[Stored records]
━━━━━━

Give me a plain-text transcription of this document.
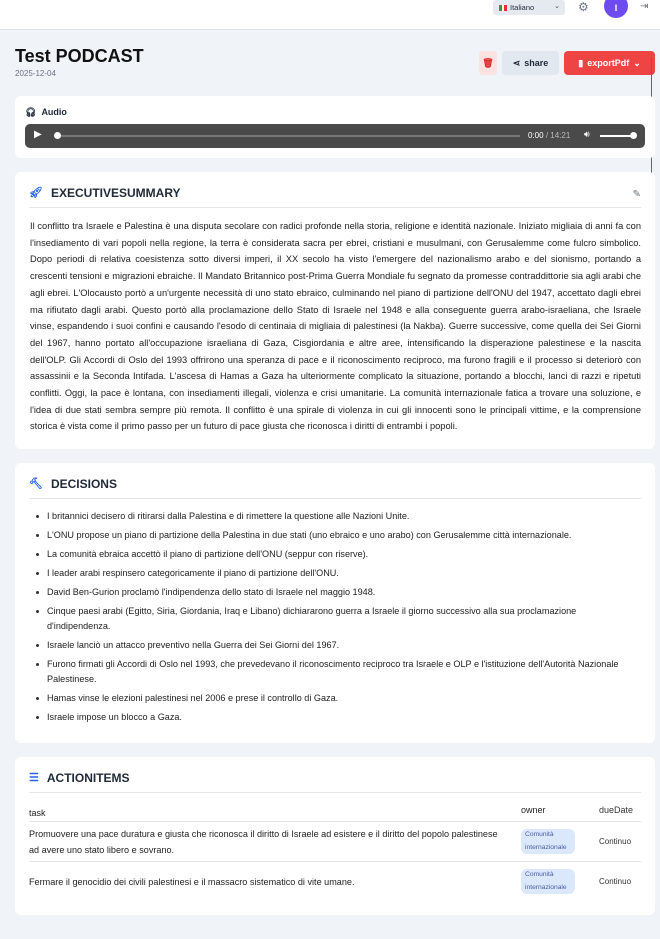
Italiano	⌄ ⚙	I	⇥
Test PODCAST
2025-12-04
🗑 ⋖ share	▮ exportPdf ⌄
🎧︎ Audio
▶	0:00 / 14:21 🔊︎
🚀︎ EXECUTIVESUMMARY	✎

Il conflitto tra Israele e Palestina è una disputa secolare con radici profonde nella storia, religione e identità nazionale. Iniziato migliaia di anni fa con l'insediamento di vari popoli nella regione, la terra è considerata sacra per ebrei, cristiani e musulmani, con Gerusalemme come fulcro simbolico. Dopo periodi di relativa coesistenza sotto diversi imperi, il XX secolo ha visto l'emergere del nazionalismo arabo e del sionismo, portando a crescenti tensioni e migrazioni ebraiche. Il Mandato Britannico post-Prima Guerra Mondiale fu segnato da promesse contraddittorie sia agli arabi che agli ebrei. L'Olocausto portò a un'urgente necessità di uno stato ebraico, culminando nel piano di partizione dell'ONU del 1947, accettato dagli ebrei ma rifiutato dagli arabi. Questo portò alla proclamazione dello Stato di Israele nel 1948 e alla conseguente guerra arabo-israeliana, che Israele vinse, espandendo i suoi confini e causando l'esodo di centinaia di migliaia di palestinesi (la Nakba). Guerre successive, come quella dei Sei Giorni del 1967, hanno portato all'occupazione israeliana di Gaza, Cisgiordania e altre aree, intensificando la disperazione palestinese e la nascita dell'OLP. Gli Accordi di Oslo del 1993 offrirono una speranza di pace e il riconoscimento reciproco, ma furono fragili e il processo si deteriorò con assassinii e la Seconda Intifada. L'ascesa di Hamas a Gaza ha ulteriormente complicato la situazione, portando a blocchi, lanci di razzi e ripetuti conflitti. Oggi, la pace è lontana, con insediamenti illegali, violenza e crisi umanitarie. La comunità internazionale fatica a trovare una soluzione, e l'idea di due stati sembra sempre più remota. Il conflitto è una spirale di violenza in cui gli innocenti sono le principali vittime, e la comprensione storica è vista come il primo passo per un futuro di pace giusta che riconosca i diritti di entrambi i popoli.

🔨︎ DECISIONS
I britannici decisero di ritirarsi dalla Palestina e di rimettere la questione alle Nazioni Unite.
L'ONU propose un piano di partizione della Palestina in due stati (uno ebraico e uno arabo) con Gerusalemme città internazionale.
La comunità ebraica accettò il piano di partizione dell'ONU (seppur con riserve).
I leader arabi respinsero categoricamente il piano di partizione dell'ONU.
David Ben-Gurion proclamò l'indipendenza dello stato di Israele nel maggio 1948.
Cinque paesi arabi (Egitto, Siria, Giordania, Iraq e Libano) dichiararono guerra a Israele il giorno successivo alla sua proclamazione d'indipendenza.
Israele lanciò un attacco preventivo nella Guerra dei Sei Giorni del 1967.
Furono firmati gli Accordi di Oslo nel 1993, che prevedevano il riconoscimento reciproco tra Israele e OLP e l'istituzione dell'Autorità Nazionale Palestinese.
Hamas vinse le elezioni palestinesi nel 2006 e prese il controllo di Gaza.
Israele impose un blocco a Gaza.
☰ ACTIONITEMS
task	owner	dueDate
Promuovere una pace duratura e giusta che riconosca il diritto di Israele ad esistere e il diritto del popolo palestinese ad avere uno stato libero e sovrano.
Comunità internazionale
Continuo
Fermare il genocidio dei civili palestinesi e il massacro sistematico di vite umane.
Comunità internazionale
Continuo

━━━━━━

Copy the entries exactly. Leave out the images.

COMPLETE OUTPUT:
Give me a plain-text transcription of this document.
Italiano	⌄ ⚙	I	⇥
Test PODCAST
2025-12-04
🗑 ⋖ share	▮ exportPdf ⌄
🎧︎ Audio
▶	0:00 / 14:21 🔊︎
🚀︎ EXECUTIVESUMMARY	✎

Il conflitto tra Israele e Palestina è una disputa secolare con radici profonde nella storia, religione e identità nazionale. Iniziato migliaia di anni fa con l'insediamento di vari popoli nella regione, la terra è considerata sacra per ebrei, cristiani e musulmani, con Gerusalemme come fulcro simbolico. Dopo periodi di relativa coesistenza sotto diversi imperi, il XX secolo ha visto l'emergere del nazionalismo arabo e del sionismo, portando a crescenti tensioni e migrazioni ebraiche. Il Mandato Britannico post-Prima Guerra Mondiale fu segnato da promesse contraddittorie sia agli arabi che agli ebrei. L'Olocausto portò a un'urgente necessità di uno stato ebraico, culminando nel piano di partizione dell'ONU del 1947, accettato dagli ebrei ma rifiutato dagli arabi. Questo portò alla proclamazione dello Stato di Israele nel 1948 e alla conseguente guerra arabo-israeliana, che Israele vinse, espandendo i suoi confini e causando l'esodo di centinaia di migliaia di palestinesi (la Nakba). Guerre successive, come quella dei Sei Giorni del 1967, hanno portato all'occupazione israeliana di Gaza, Cisgiordania e altre aree, intensificando la disperazione palestinese e la nascita dell'OLP. Gli Accordi di Oslo del 1993 offrirono una speranza di pace e il riconoscimento reciproco, ma furono fragili e il processo si deteriorò con assassinii e la Seconda Intifada. L'ascesa di Hamas a Gaza ha ulteriormente complicato la situazione, portando a blocchi, lanci di razzi e ripetuti conflitti. Oggi, la pace è lontana, con insediamenti illegali, violenza e crisi umanitarie. La comunità internazionale fatica a trovare una soluzione, e l'idea di due stati sembra sempre più remota. Il conflitto è una spirale di violenza in cui gli innocenti sono le principali vittime, e la comprensione storica è vista come il primo passo per un futuro di pace giusta che riconosca i diritti di entrambi i popoli.

🔨︎ DECISIONS
I britannici decisero di ritirarsi dalla Palestina e di rimettere la questione alle Nazioni Unite.
L'ONU propose un piano di partizione della Palestina in due stati (uno ebraico e uno arabo) con Gerusalemme città internazionale.
La comunità ebraica accettò il piano di partizione dell'ONU (seppur con riserve).
I leader arabi respinsero categoricamente il piano di partizione dell'ONU.
David Ben-Gurion proclamò l'indipendenza dello stato di Israele nel maggio 1948.
Cinque paesi arabi (Egitto, Siria, Giordania, Iraq e Libano) dichiararono guerra a Israele il giorno successivo alla sua proclamazione d'indipendenza.
Israele lanciò un attacco preventivo nella Guerra dei Sei Giorni del 1967.
Furono firmati gli Accordi di Oslo nel 1993, che prevedevano il riconoscimento reciproco tra Israele e OLP e l'istituzione dell'Autorità Nazionale Palestinese.
Hamas vinse le elezioni palestinesi nel 2006 e prese il controllo di Gaza.
Israele impose un blocco a Gaza.
☰ ACTIONITEMS
task	owner	dueDate
Promuovere una pace duratura e giusta che riconosca il diritto di Israele ad esistere e il diritto del popolo palestinese ad avere uno stato libero e sovrano.
Comunità internazionale
Continuo
Fermare il genocidio dei civili palestinesi e il massacro sistematico di vite umane.
Comunità internazionale
Continuo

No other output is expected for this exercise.